**Given exercise:** Filter the entries and keep only the lines where the string "often" appears.

* begin Rows *

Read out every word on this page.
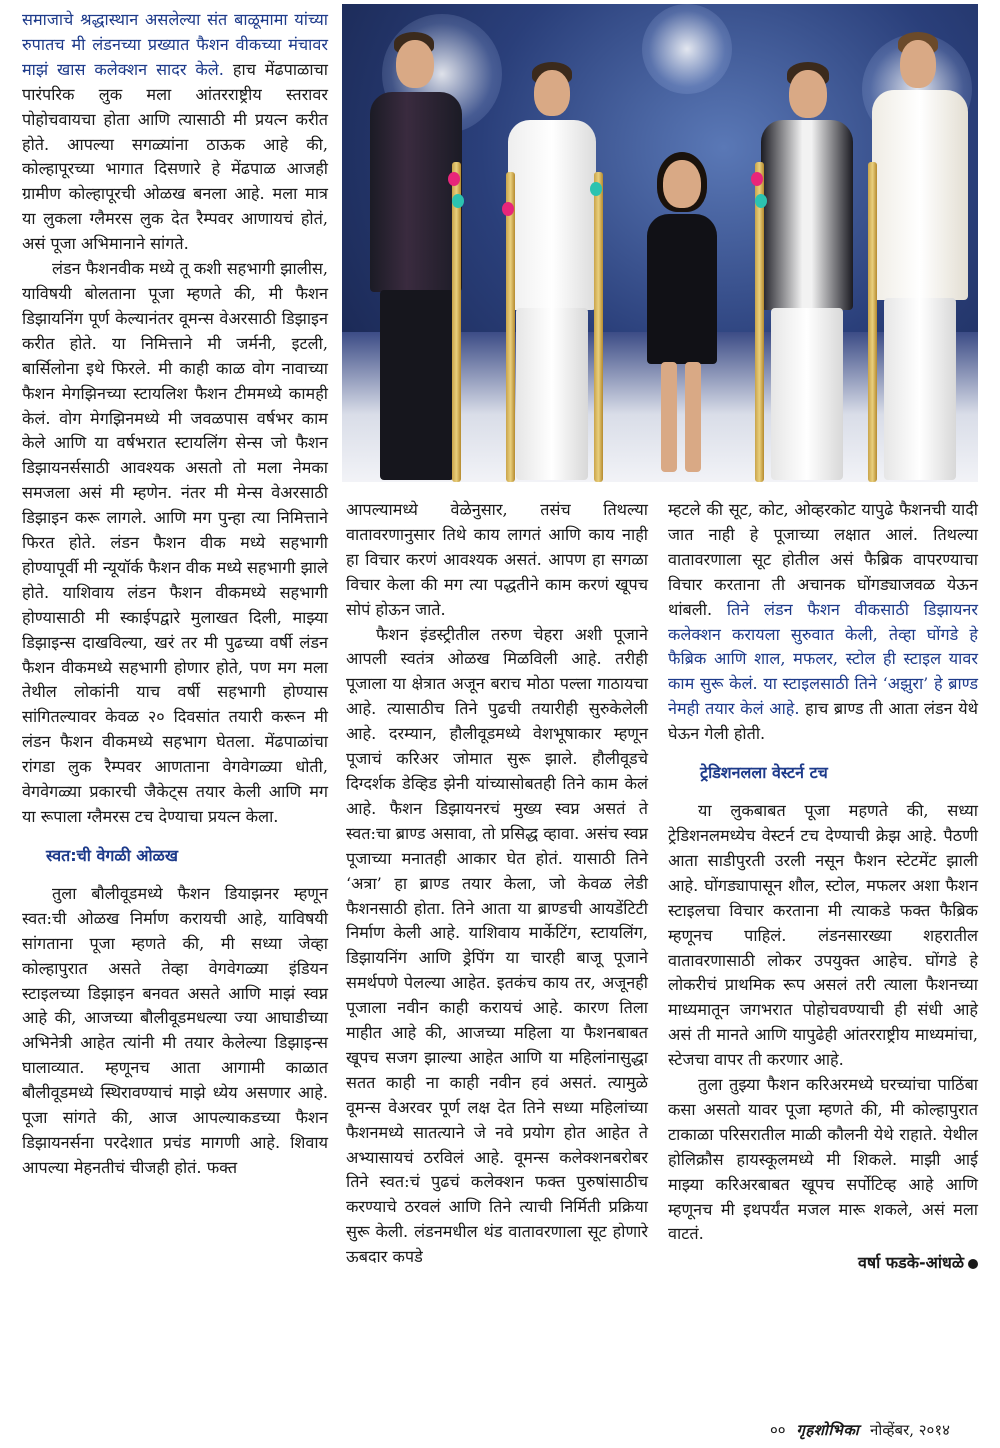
समाजाचे श्रद्धास्थान असलेल्या संत बाळूमामा यांच्या रुपातच मी लंडनच्या प्रख्यात फैशन वीकच्या मंचावर माझं खास कलेक्शन सादर केले. हाच मेंढपाळाचा पारंपरिक लुक मला आंतरराष्ट्रीय स्तरावर पोहोचवायचा होता आणि त्यासाठी मी प्रयत्न करीत होते. आपल्या सगळ्यांना ठाऊक आहे की, कोल्हापूरच्या भागात दिसणारे हे मेंढपाळ आजही ग्रामीण कोल्हापूरची ओळख बनला आहे. मला मात्र या लुकला ग्लैमरस लुक देत रैम्पवर आणायचं होतं, असं पूजा अभिमानाने सांगते.

लंडन फैशनवीक मध्ये तू कशी सहभागी झालीस, याविषयी बोलताना पूजा म्हणते की, मी फैशन डिझायनिंग पूर्ण केल्यानंतर वूमन्स वेअरसाठी डिझाइन करीत होते. या निमित्ताने मी जर्मनी, इटली, बार्सिलोना इथे फिरले. मी काही काळ वोग नावाच्या फैशन मेगझिनच्या स्टायलिश फैशन टीममध्ये कामही केलं. वोग मेगझिनमध्ये मी जवळपास वर्षभर काम केले आणि या वर्षभरात स्टायलिंग सेन्स जो फैशन डिझायनर्ससाठी आवश्यक असतो तो मला नेमका समजला असं मी म्हणेन. नंतर मी मेन्स वेअरसाठी डिझाइन करू लागले. आणि मग पुन्हा त्या निमित्ताने फिरत होते. लंडन फैशन वीक मध्ये सहभागी होण्यापूर्वी मी न्यूयॉर्क फैशन वीक मध्ये सहभागी झाले होते. याशिवाय लंडन फैशन वीकमध्ये सहभागी होण्यासाठी मी स्काईपद्वारे मुलाखत दिली, माझ्या डिझाइन्स दाखविल्या, खरं तर मी पुढच्या वर्षी लंडन फैशन वीकमध्ये सहभागी होणार होते, पण मग मला तेथील लोकांनी याच वर्षी सहभागी होण्यास सांगितल्यावर केवळ २० दिवसांत तयारी करून मी लंडन फैशन वीकमध्ये सहभाग घेतला. मेंढपाळांचा रांगडा लुक रैम्पवर आणताना वेगवेगळ्या धोती, वेगवेगळ्या प्रकारची जैकेट्स तयार केली आणि मग या रूपाला ग्लैमरस टच देण्याचा प्रयत्न केला.

स्वत:ची वेगळी ओळख

तुला बौलीवूडमध्ये फैशन डियाझनर म्हणून स्वत:ची ओळख निर्माण करायची आहे, याविषयी सांगताना पूजा म्हणते की, मी सध्या जेव्हा कोल्हापुरात असते तेव्हा वेगवेगळ्या इंडियन स्टाइलच्या डिझाइन बनवत असते आणि माझं स्वप्न आहे की, आजच्या बौलीवूडमधल्या ज्या आघाडीच्या अभिनेत्री आहेत त्यांनी मी तयार केलेल्या डिझाइन्स घालाव्यात. म्हणूनच आता आगामी काळात बौलीवूडमध्ये स्थिरावण्याचं माझे ध्येय असणार आहे. पूजा सांगते की, आज आपल्याकडच्या फैशन डिझायनर्सना परदेशात प्रचंड मागणी आहे. शिवाय आपल्या मेहनतीचं चीजही होतं. फक्त

आपल्यामध्ये वेळेनुसार, तसंच तिथल्या वातावरणानुसार तिथे काय लागतं आणि काय नाही हा विचार करणं आवश्यक असतं. आपण हा सगळा विचार केला की मग त्या पद्धतीने काम करणं खूपच सोपं होऊन जाते.

फैशन इंडस्ट्रीतील तरुण चेहरा अशी पूजाने आपली स्वतंत्र ओळख मिळविली आहे. तरीही पूजाला या क्षेत्रात अजून बराच मोठा पल्ला गाठायचा आहे. त्यासाठीच तिने पुढची तयारीही सुरुकेलेली आहे. दरम्यान, हौलीवूडमध्ये वेशभूषाकार म्हणून पूजाचं करिअर जोमात सुरू झाले. हौलीवूडचे दिग्दर्शक डेव्हिड झेनी यांच्यासोबतही तिने काम केलं आहे. फैशन डिझायनरचं मुख्य स्वप्न असतं ते स्वत:चा ब्राण्ड असावा, तो प्रसिद्ध व्हावा. असंच स्वप्न पूजाच्या मनातही आकार घेत होतं. यासाठी तिने ‘अत्रा’ हा ब्राण्ड तयार केला, जो केवळ लेडी फैशनसाठी होता. तिने आता या ब्राण्डची आयडेंटिटी निर्माण केली आहे. याशिवाय मार्केटिंग, स्टायलिंग, डिझायनिंग आणि ड्रेपिंग या चारही बाजू पूजाने समर्थपणे पेलल्या आहेत. इतकंच काय तर, अजूनही पूजाला नवीन काही करायचं आहे. कारण तिला माहीत आहे की, आजच्या महिला या फैशनबाबत खूपच सजग झाल्या आहेत आणि या महिलांनासुद्धा सतत काही ना काही नवीन हवं असतं. त्यामुळे वूमन्स वेअरवर पूर्ण लक्ष देत तिने सध्या महिलांच्या फैशनमध्ये सातत्याने जे नवे प्रयोग होत आहेत ते अभ्यासायचं ठरविलं आहे. वूमन्स कलेक्शनबरोबर तिने स्वत:चं पुढचं कलेक्शन फक्त पुरुषांसाठीच करण्याचे ठरवलं आणि तिने त्याची निर्मिती प्रक्रिया सुरू केली. लंडनमधील थंड वातावरणाला सूट होणारे ऊबदार कपडे

म्हटले की सूट, कोट, ओव्हरकोट यापुढे फैशनची यादी जात नाही हे पूजाच्या लक्षात आलं. तिथल्या वातावरणाला सूट होतील असं फैब्रिक वापरण्याचा विचार करताना ती अचानक घोंगड्याजवळ येऊन थांबली. तिने लंडन फैशन वीकसाठी डिझायनर कलेक्शन करायला सुरुवात केली, तेव्हा घोंगडे हे फैब्रिक आणि शाल, मफलर, स्टोल ही स्टाइल यावर काम सुरू केलं. या स्टाइलसाठी तिने ‘अझुरा’ हे ब्राण्ड नेमही तयार केलं आहे. हाच ब्राण्ड ती आता लंडन येथे घेऊन गेली होती.

ट्रेडिशनलला वेस्टर्न टच

या लुकबाबत पूजा महणते की, सध्या ट्रेडिशनलमध्येच वेस्टर्न टच देण्याची क्रेझ आहे. पैठणी आता साडीपुरती उरली नसून फैशन स्टेटमेंट झाली आहे. घोंगड्यापासून शौल, स्टोल, मफलर अशा फैशन स्टाइलचा विचार करताना मी त्याकडे फक्त फैब्रिक म्हणूनच पाहिलं. लंडनसारख्या शहरातील वातावरणासाठी लोकर उपयुक्त आहेच. घोंगडे हे लोकरीचं प्राथमिक रूप असलं तरी त्याला फैशनच्या माध्यमातून जगभरात पोहोचवण्याची ही संधी आहे असं ती मानते आणि यापुढेही आंतरराष्ट्रीय माध्यमांचा, स्टेजचा वापर ती करणार आहे.

तुला तुझ्या फैशन करिअरमध्ये घरच्यांचा पाठिंबा कसा असतो यावर पूजा म्हणते की, मी कोल्हापुरात टाकाळा परिसरातील माळी कौलनी येथे राहाते. येथील होलिक्रौस हायस्कूलमध्ये मी शिकले. माझी आई माझ्या करिअरबाबत खूपच सर्पोटिव्ह आहे आणि म्हणूनच मी इथपर्यंत मजल मारू शकले, असं मला वाटतं.

वर्षा फडके-आंधळे
०० गृहशोभिका नोव्हेंबर, २०१४
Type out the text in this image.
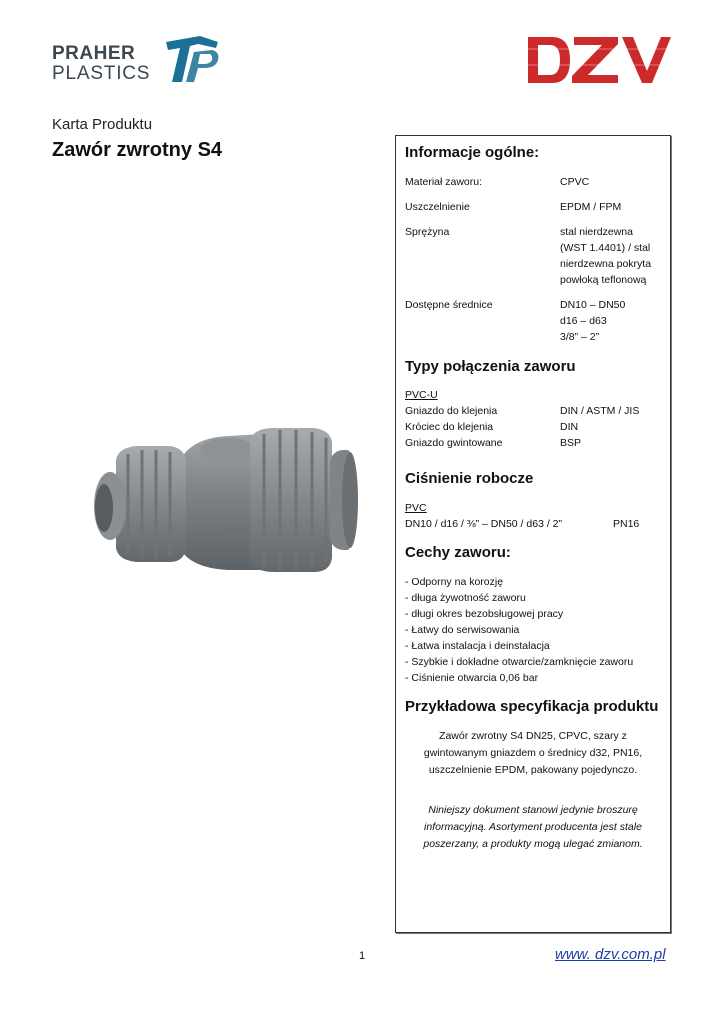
PRAHER
PLASTICS
Karta Produktu
Zawór zwrotny S4	Informacje ogólne:
Materiał zaworu:	CPVC
Uszczelnienie	EPDM / FPM
Sprężyna	stal nierdzewna
(WST 1.4401) / stal
nierdzewna pokryta
powłoką teflonową
Dostępne średnice	DN10 – DN50
d16 – d63
3/8” – 2”
Typy połączenia zaworu
PVC-U
Gniazdo do klejenia	DIN / ASTM / JIS
Króciec do klejenia	DIN
Gniazdo gwintowane	BSP
Ciśnienie robocze
PVC
DN10 / d16 / ⅜” – DN50 / d63 / 2”	PN16
Cechy zaworu:
- Odporny na korozję
- długa żywotność zaworu
- długi okres bezobsługowej pracy
- Łatwy do serwisowania
- Łatwa instalacja i deinstalacja
- Szybkie i dokładne otwarcie/zamknięcie zaworu
- Ciśnienie otwarcia 0,06 bar
Przykładowa specyfikacja produktu
Zawór zwrotny S4 DN25, CPVC, szary z
gwintowanym gniazdem o średnicy d32, PN16,
uszczelnienie EPDM, pakowany pojedynczo.
Niniejszy dokument stanowi jedynie broszurę
informacyjną. Asortyment producenta jest stale
poszerzany, a produkty mogą ulegać zmianom.
1	www. dzv.com.pl
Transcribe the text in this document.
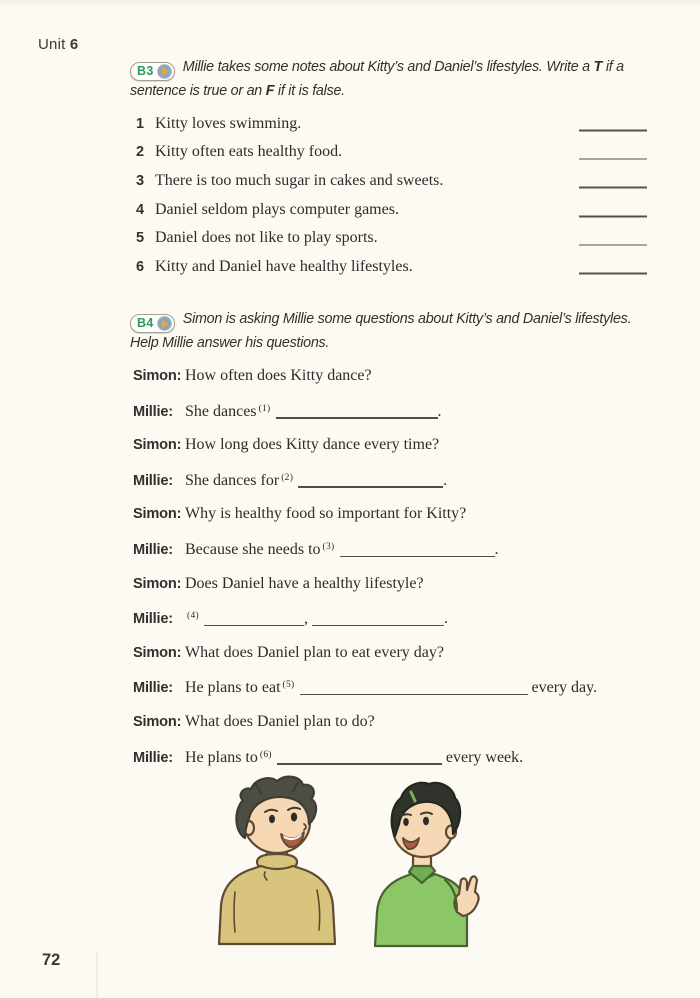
Unit 6

B3 Millie takes some notes about Kitty’s and Daniel’s lifestyles. Write a T if a sentence is true or an F if it is false.

1 Kitty loves swimming.
2 Kitty often eats healthy food.
3 There is too much sugar in cakes and sweets.
4 Daniel seldom plays computer games.
5 Daniel does not like to play sports.
6 Kitty and Daniel have healthy lifestyles.

B4 Simon is asking Millie some questions about Kitty’s and Daniel’s lifestyles. Help Millie answer his questions.

Simon: How often does Kitty dance?
Millie: She dances $^{(1)}$	.
Simon: How long does Kitty dance every time?
Millie: She dances for $^{(2)}$	.
Simon: Why is healthy food so important for Kitty?
Millie: Because she needs to $^{(3)}$	.
Simon: Does Daniel have a healthy lifestyle?
Millie:	$^{(4)}$	,	.
Simon: What does Daniel plan to eat every day?
Millie: He plans to eat $^{(5)}$	every day.
Simon: What does Daniel plan to do?
Millie: He plans to $^{(6)}$	every week.
72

* end Rows *

**The answer:**
2 Kitty often eats healthy food.
Simon: How often does Kitty dance?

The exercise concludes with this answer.